Below is a set of records. Repeat all of them exactly.
## start DATA TO USE
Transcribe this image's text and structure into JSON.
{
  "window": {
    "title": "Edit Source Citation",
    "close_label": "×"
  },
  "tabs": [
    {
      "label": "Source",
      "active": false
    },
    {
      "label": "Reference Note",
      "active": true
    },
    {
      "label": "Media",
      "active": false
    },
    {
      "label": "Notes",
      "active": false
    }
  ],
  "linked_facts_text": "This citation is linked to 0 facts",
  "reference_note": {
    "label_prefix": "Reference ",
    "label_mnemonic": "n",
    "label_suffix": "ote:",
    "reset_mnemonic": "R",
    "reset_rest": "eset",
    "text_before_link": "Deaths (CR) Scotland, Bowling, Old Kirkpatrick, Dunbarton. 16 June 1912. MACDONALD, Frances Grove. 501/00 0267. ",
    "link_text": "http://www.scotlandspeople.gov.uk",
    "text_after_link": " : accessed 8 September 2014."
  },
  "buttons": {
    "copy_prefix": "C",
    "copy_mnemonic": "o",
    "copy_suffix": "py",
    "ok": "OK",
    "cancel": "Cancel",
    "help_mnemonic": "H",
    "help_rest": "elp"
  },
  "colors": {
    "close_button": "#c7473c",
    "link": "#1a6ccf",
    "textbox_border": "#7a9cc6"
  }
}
## end DATA TO USE
→ OUTPUT:
Transcribe this image's text and structure into JSON.
{
  "window": {
    "title": "Edit Source Citation",
    "close_label": "×"
  },
  "tabs": [
    {
      "label": "Source",
      "active": false
    },
    {
      "label": "Reference Note",
      "active": true
    },
    {
      "label": "Media",
      "active": false
    },
    {
      "label": "Notes",
      "active": false
    }
  ],
  "linked_facts_text": "This citation is linked to 0 facts",
  "reference_note": {
    "label_prefix": "Reference ",
    "label_mnemonic": "n",
    "label_suffix": "ote:",
    "reset_mnemonic": "R",
    "reset_rest": "eset",
    "text_before_link": "Deaths (CR) Scotland, Bowling, Old Kirkpatrick, Dunbarton. 16 June 1912. MACDONALD, Frances Grove. 501/00 0267. ",
    "link_text": "http://www.scotlandspeople.gov.uk",
    "text_after_link": " : accessed 8 September 2014."
  },
  "buttons": {
    "copy_prefix": "C",
    "copy_mnemonic": "o",
    "copy_suffix": "py",
    "ok": "OK",
    "cancel": "Cancel",
    "help_mnemonic": "H",
    "help_rest": "elp"
  },
  "colors": {
    "close_button": "#c7473c",
    "link": "#1a6ccf",
    "textbox_border": "#7a9cc6"
  }
}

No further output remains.